» Goal: Edit the records below so that every "candle-body" becomes "bar-body", and leave every other character as it is.

-- start of Provided data --

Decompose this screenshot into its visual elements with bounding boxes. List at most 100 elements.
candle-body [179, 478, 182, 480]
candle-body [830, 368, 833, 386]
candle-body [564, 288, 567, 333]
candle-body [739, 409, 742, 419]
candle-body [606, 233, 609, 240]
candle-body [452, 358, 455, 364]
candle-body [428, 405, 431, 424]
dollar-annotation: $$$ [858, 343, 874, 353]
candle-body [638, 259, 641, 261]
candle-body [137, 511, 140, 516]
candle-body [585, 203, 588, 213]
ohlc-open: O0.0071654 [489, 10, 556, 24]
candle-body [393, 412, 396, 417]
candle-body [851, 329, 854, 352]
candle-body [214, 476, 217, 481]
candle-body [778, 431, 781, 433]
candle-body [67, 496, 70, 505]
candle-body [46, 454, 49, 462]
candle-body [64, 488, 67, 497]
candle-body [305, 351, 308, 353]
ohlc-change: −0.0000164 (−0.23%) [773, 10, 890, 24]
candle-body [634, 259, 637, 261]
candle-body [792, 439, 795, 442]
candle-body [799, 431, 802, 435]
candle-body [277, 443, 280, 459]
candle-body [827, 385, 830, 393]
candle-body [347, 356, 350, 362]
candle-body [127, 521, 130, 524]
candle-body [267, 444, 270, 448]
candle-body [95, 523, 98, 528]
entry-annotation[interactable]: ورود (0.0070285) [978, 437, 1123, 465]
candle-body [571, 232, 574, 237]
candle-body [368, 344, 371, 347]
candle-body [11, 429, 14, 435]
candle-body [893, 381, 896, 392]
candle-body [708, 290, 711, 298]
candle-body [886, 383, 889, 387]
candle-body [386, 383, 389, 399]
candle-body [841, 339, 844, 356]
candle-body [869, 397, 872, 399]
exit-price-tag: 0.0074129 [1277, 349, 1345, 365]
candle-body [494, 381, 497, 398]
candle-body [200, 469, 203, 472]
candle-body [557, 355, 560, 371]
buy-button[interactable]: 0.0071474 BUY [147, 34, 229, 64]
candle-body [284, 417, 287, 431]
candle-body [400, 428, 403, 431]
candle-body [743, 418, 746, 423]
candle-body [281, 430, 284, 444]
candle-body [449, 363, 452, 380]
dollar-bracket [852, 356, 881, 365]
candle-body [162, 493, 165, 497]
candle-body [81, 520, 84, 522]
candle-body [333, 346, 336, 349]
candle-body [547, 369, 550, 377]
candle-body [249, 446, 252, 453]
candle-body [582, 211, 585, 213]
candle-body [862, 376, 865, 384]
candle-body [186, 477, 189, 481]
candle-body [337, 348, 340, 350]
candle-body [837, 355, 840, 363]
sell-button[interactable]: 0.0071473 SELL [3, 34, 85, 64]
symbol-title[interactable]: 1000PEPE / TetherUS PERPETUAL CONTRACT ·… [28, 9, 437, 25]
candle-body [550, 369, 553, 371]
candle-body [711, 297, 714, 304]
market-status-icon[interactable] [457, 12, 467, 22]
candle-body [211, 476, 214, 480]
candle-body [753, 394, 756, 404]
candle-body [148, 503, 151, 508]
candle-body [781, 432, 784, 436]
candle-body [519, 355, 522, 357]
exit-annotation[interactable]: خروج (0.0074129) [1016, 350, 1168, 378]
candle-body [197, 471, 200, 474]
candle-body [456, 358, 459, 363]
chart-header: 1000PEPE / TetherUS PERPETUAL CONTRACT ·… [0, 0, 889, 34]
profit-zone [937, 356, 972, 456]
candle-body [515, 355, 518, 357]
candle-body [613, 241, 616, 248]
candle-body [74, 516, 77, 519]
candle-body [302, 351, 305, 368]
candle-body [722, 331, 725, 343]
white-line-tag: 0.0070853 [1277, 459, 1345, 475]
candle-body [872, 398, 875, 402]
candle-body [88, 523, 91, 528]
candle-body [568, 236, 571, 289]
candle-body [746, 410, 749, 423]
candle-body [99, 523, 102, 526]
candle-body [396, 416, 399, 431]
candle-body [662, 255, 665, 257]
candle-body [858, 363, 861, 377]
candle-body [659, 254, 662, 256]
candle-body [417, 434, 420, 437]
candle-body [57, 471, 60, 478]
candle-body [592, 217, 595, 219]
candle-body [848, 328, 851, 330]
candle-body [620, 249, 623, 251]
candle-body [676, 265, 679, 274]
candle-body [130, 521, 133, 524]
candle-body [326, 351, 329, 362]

-- end of Provided data --

» Result of this task:
Decompose this screenshot into its visual elements with bounding boxes. List at most 100 elements.
bar-body [179, 478, 182, 480]
bar-body [830, 368, 833, 386]
bar-body [564, 288, 567, 333]
bar-body [739, 409, 742, 419]
bar-body [606, 233, 609, 240]
bar-body [452, 358, 455, 364]
bar-body [428, 405, 431, 424]
dollar-annotation: $$$ [858, 343, 874, 353]
bar-body [638, 259, 641, 261]
bar-body [137, 511, 140, 516]
bar-body [585, 203, 588, 213]
ohlc-open: O0.0071654 [489, 10, 556, 24]
bar-body [393, 412, 396, 417]
bar-body [851, 329, 854, 352]
bar-body [214, 476, 217, 481]
bar-body [778, 431, 781, 433]
bar-body [67, 496, 70, 505]
bar-body [46, 454, 49, 462]
bar-body [64, 488, 67, 497]
bar-body [305, 351, 308, 353]
ohlc-change: −0.0000164 (−0.23%) [773, 10, 890, 24]
bar-body [634, 259, 637, 261]
bar-body [792, 439, 795, 442]
bar-body [799, 431, 802, 435]
bar-body [277, 443, 280, 459]
bar-body [827, 385, 830, 393]
bar-body [347, 356, 350, 362]
bar-body [127, 521, 130, 524]
bar-body [267, 444, 270, 448]
bar-body [95, 523, 98, 528]
entry-annotation[interactable]: ورود (0.0070285) [978, 437, 1123, 465]
bar-body [571, 232, 574, 237]
bar-body [368, 344, 371, 347]
bar-body [11, 429, 14, 435]
bar-body [893, 381, 896, 392]
bar-body [708, 290, 711, 298]
bar-body [886, 383, 889, 387]
bar-body [386, 383, 389, 399]
bar-body [841, 339, 844, 356]
bar-body [869, 397, 872, 399]
exit-price-tag: 0.0074129 [1277, 349, 1345, 365]
bar-body [494, 381, 497, 398]
bar-body [200, 469, 203, 472]
bar-body [557, 355, 560, 371]
buy-button[interactable]: 0.0071474 BUY [147, 34, 229, 64]
bar-body [284, 417, 287, 431]
bar-body [400, 428, 403, 431]
bar-body [743, 418, 746, 423]
bar-body [281, 430, 284, 444]
bar-body [449, 363, 452, 380]
dollar-bracket [852, 356, 881, 365]
bar-body [162, 493, 165, 497]
bar-body [81, 520, 84, 522]
bar-body [333, 346, 336, 349]
bar-body [547, 369, 550, 377]
bar-body [249, 446, 252, 453]
bar-body [582, 211, 585, 213]
bar-body [862, 376, 865, 384]
bar-body [186, 477, 189, 481]
bar-body [337, 348, 340, 350]
bar-body [837, 355, 840, 363]
sell-button[interactable]: 0.0071473 SELL [3, 34, 85, 64]
symbol-title[interactable]: 1000PEPE / TetherUS PERPETUAL CONTRACT ·… [28, 9, 437, 25]
bar-body [550, 369, 553, 371]
bar-body [711, 297, 714, 304]
market-status-icon[interactable] [457, 12, 467, 22]
bar-body [211, 476, 214, 480]
bar-body [753, 394, 756, 404]
bar-body [148, 503, 151, 508]
bar-body [781, 432, 784, 436]
bar-body [519, 355, 522, 357]
exit-annotation[interactable]: خروج (0.0074129) [1016, 350, 1168, 378]
bar-body [197, 471, 200, 474]
bar-body [456, 358, 459, 363]
chart-header: 1000PEPE / TetherUS PERPETUAL CONTRACT ·… [0, 0, 889, 34]
profit-zone [937, 356, 972, 456]
bar-body [515, 355, 518, 357]
bar-body [613, 241, 616, 248]
bar-body [74, 516, 77, 519]
bar-body [302, 351, 305, 368]
bar-body [722, 331, 725, 343]
white-line-tag: 0.0070853 [1277, 459, 1345, 475]
bar-body [872, 398, 875, 402]
bar-body [88, 523, 91, 528]
bar-body [568, 236, 571, 289]
bar-body [746, 410, 749, 423]
bar-body [99, 523, 102, 526]
bar-body [396, 416, 399, 431]
bar-body [662, 255, 665, 257]
bar-body [858, 363, 861, 377]
bar-body [659, 254, 662, 256]
bar-body [417, 434, 420, 437]
bar-body [57, 471, 60, 478]
bar-body [592, 217, 595, 219]
bar-body [848, 328, 851, 330]
bar-body [620, 249, 623, 251]
bar-body [676, 265, 679, 274]
bar-body [130, 521, 133, 524]
bar-body [326, 351, 329, 362]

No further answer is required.